[What is required]
All material below is to be reproduced exactly.

[Provided data]
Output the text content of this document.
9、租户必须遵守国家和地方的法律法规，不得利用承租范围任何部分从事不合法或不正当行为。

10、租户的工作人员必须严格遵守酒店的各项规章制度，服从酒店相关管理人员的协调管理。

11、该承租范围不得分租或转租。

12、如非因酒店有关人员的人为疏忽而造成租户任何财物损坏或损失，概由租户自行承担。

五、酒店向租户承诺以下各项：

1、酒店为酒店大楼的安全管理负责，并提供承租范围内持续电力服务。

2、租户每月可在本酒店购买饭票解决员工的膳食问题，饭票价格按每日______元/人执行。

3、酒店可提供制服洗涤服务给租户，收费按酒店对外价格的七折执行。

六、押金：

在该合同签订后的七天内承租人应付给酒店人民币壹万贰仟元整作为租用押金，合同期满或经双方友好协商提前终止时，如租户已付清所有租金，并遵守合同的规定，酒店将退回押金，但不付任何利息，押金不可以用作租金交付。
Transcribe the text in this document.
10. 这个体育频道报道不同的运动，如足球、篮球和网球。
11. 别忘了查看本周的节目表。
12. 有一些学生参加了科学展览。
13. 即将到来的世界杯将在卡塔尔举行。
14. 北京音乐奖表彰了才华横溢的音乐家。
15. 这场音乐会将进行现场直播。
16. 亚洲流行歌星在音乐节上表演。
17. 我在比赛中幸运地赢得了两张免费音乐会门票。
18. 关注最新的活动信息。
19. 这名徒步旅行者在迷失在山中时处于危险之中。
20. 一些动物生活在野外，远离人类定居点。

[Result of this task]
Output the text content of this document.
9、租户必须遵守国家和地方的法律法规，不得利用承租范围任何部分从事不合法或不正当行为。

10、租户的工作人员必须严格遵守酒店的各项规章制度，服从酒店相关管理人员的协调管理。

11、该承租范围不得分租或转租。

12、如非因酒店有关人员的人为疏忽而造成租户任何财物损坏或损失，概由租户自行承担。

五、酒店向租户承诺以下各项：

1、酒店为酒店大楼的安全管理负责，并提供承租范围内持续电力服务。

2、租户每月可在本酒店购买饭票解决员工的膳食问题，饭票价格按每日______元/人执行。

3、酒店可提供制服洗涤服务给租户，收费按酒店对外价格的七折执行。

六、押金：

在该合同签订后的七天内承租人应付给酒店人民币壹万贰仟元整作为租用押金，合同期满或经双方友好协商提前终止时，如租户已付清所有租金，并遵守合同的规定，酒店将退回押金，但不付任何利息，押金不可以用作租金交付。
Transcribe the text in this document.
10. 这个体育频道报道不同的运动，如足球、篮球和网球。
11. 别忘了查看本周的节目表。
12. 有一些学生参加了科学展览。
13. 即将到来的世界杯将在卡塔尔举行。
14. 北京音乐奖表彰了才华横溢的音乐家。
15. 这场音乐会将进行现场直播。
16. 亚洲流行歌星在音乐节上表演。
17. 我在比赛中幸运地赢得了两张免费音乐会门票。
18. 关注最新的活动信息。
19. 这名徒步旅行者在迷失在山中时处于危险之中。
20. 一些动物生活在野外，远离人类定居点。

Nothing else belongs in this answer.